■ Stated goal:
Below is a listing; write it out exactly and drop any images from it.

■ Saved entries:
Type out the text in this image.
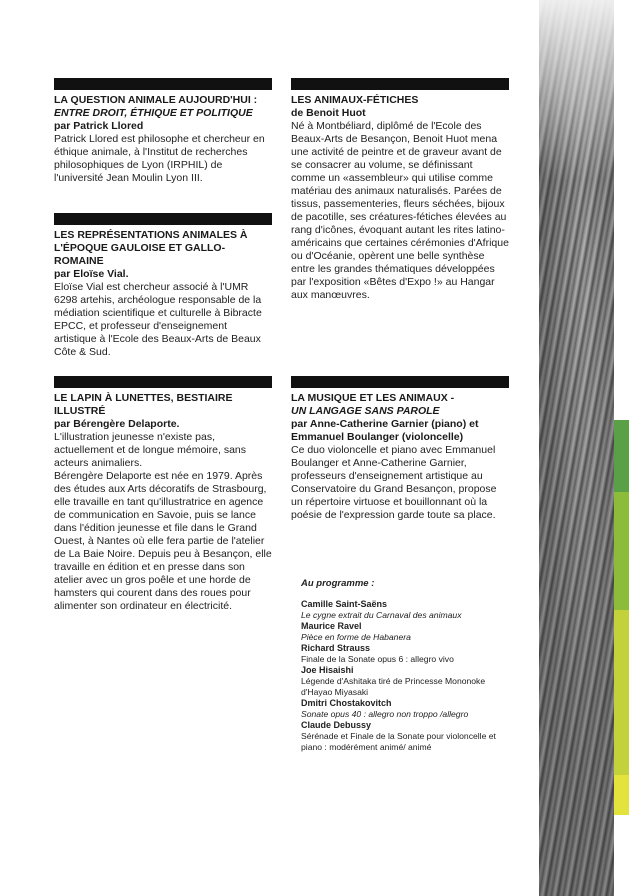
LA QUESTION ANIMALE AUJOURD'HUI :
ENTRE DROIT, ÉTHIQUE ET POLITIQUE
par Patrick Llored

Patrick Llored est philosophe et chercheur en éthique animale, à l'Institut de recherches philosophiques de Lyon (IRPHIL) de l'université Jean Moulin Lyon III.

LES REPRÉSENTATIONS ANIMALES À
L'ÉPOQUE GAULOISE ET GALLO-ROMAINE
par Eloïse Vial.

Eloïse Vial est chercheur associé à l'UMR 6298 artehis, archéologue responsable de la médiation scientifique et culturelle à Bibracte EPCC, et professeur d'enseignement artistique à l'Ecole des Beaux-Arts de Beaux Côte & Sud.

LE LAPIN À LUNETTES, BESTIAIRE ILLUSTRÉ
par Bérengère Delaporte.

L'illustration jeunesse n'existe pas, actuellement et de longue mémoire, sans acteurs animaliers.

Bérengère Delaporte est née en 1979. Après des études aux Arts décoratifs de Strasbourg, elle travaille en tant qu'illustratrice en agence de communication en Savoie, puis se lance dans l'édition jeunesse et file dans le Grand Ouest, à Nantes où elle fera partie de l'atelier de La Baie Noire. Depuis peu à Besançon, elle travaille en édition et en presse dans son atelier avec un gros poêle et une horde de hamsters qui courent dans des roues pour alimenter son ordinateur en électricité.

LES ANIMAUX-FÉTICHES
de Benoit Huot

Né à Montbéliard, diplômé de l'Ecole des Beaux-Arts de Besançon, Benoit Huot mena une activité de peintre et de graveur avant de se consacrer au volume, se définissant comme un «assembleur» qui utilise comme matériau des animaux naturalisés. Parées de tissus, passementeries, fleurs séchées, bijoux de pacotille, ses créatures-fétiches élevées au rang d'icônes, évoquant autant les rites latino-américains que certaines cérémonies d'Afrique ou d'Océanie, opèrent une belle synthèse entre les grandes thématiques développées par l'exposition «Bêtes d'Expo !» au Hangar aux manœuvres.

LA MUSIQUE ET LES ANIMAUX -
UN LANGAGE SANS PAROLE
par Anne-Catherine Garnier (piano) et
Emmanuel Boulanger (violoncelle)

Ce duo violoncelle et piano avec Emmanuel Boulanger et Anne-Catherine Garnier, professeurs d'enseignement artistique au Conservatoire du Grand Besançon, propose un répertoire virtuose et bouillonnant où la poésie de l'expression garde toute sa place.

Au programme :
Camille Saint-Saëns
Le cygne extrait du Carnaval des animaux
Maurice Ravel
Pièce en forme de Habanera
Richard Strauss
Finale de la Sonate opus 6 : allegro vivo
Joe Hisaishi
Légende d'Ashitaka tiré de Princesse Mononoke d'Hayao Miyasaki
Dmitri Chostakovitch
Sonate opus 40 : allegro non troppo /allegro
Claude Debussy
Sérénade et Finale de la Sonate pour violoncelle et piano : modérément animé/ animé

■ Answer in full:
Type out the text in this image.
LA QUESTION ANIMALE AUJOURD'HUI :
ENTRE DROIT, ÉTHIQUE ET POLITIQUE
par Patrick Llored

Patrick Llored est philosophe et chercheur en éthique animale, à l'Institut de recherches philosophiques de Lyon (IRPHIL) de l'université Jean Moulin Lyon III.

LES REPRÉSENTATIONS ANIMALES À
L'ÉPOQUE GAULOISE ET GALLO-ROMAINE
par Eloïse Vial.

Eloïse Vial est chercheur associé à l'UMR 6298 artehis, archéologue responsable de la médiation scientifique et culturelle à Bibracte EPCC, et professeur d'enseignement artistique à l'Ecole des Beaux-Arts de Beaux Côte & Sud.

LE LAPIN À LUNETTES, BESTIAIRE ILLUSTRÉ
par Bérengère Delaporte.

L'illustration jeunesse n'existe pas, actuellement et de longue mémoire, sans acteurs animaliers.

Bérengère Delaporte est née en 1979. Après des études aux Arts décoratifs de Strasbourg, elle travaille en tant qu'illustratrice en agence de communication en Savoie, puis se lance dans l'édition jeunesse et file dans le Grand Ouest, à Nantes où elle fera partie de l'atelier de La Baie Noire. Depuis peu à Besançon, elle travaille en édition et en presse dans son atelier avec un gros poêle et une horde de hamsters qui courent dans des roues pour alimenter son ordinateur en électricité.

LES ANIMAUX-FÉTICHES
de Benoit Huot

Né à Montbéliard, diplômé de l'Ecole des Beaux-Arts de Besançon, Benoit Huot mena une activité de peintre et de graveur avant de se consacrer au volume, se définissant comme un «assembleur» qui utilise comme matériau des animaux naturalisés. Parées de tissus, passementeries, fleurs séchées, bijoux de pacotille, ses créatures-fétiches élevées au rang d'icônes, évoquant autant les rites latino-américains que certaines cérémonies d'Afrique ou d'Océanie, opèrent une belle synthèse entre les grandes thématiques développées par l'exposition «Bêtes d'Expo !» au Hangar aux manœuvres.

LA MUSIQUE ET LES ANIMAUX -
UN LANGAGE SANS PAROLE
par Anne-Catherine Garnier (piano) et
Emmanuel Boulanger (violoncelle)

Ce duo violoncelle et piano avec Emmanuel Boulanger et Anne-Catherine Garnier, professeurs d'enseignement artistique au Conservatoire du Grand Besançon, propose un répertoire virtuose et bouillonnant où la poésie de l'expression garde toute sa place.

Au programme :
Camille Saint-Saëns
Le cygne extrait du Carnaval des animaux
Maurice Ravel
Pièce en forme de Habanera
Richard Strauss
Finale de la Sonate opus 6 : allegro vivo
Joe Hisaishi
Légende d'Ashitaka tiré de Princesse Mononoke d'Hayao Miyasaki
Dmitri Chostakovitch
Sonate opus 40 : allegro non troppo /allegro
Claude Debussy
Sérénade et Finale de la Sonate pour violoncelle et piano : modérément animé/ animé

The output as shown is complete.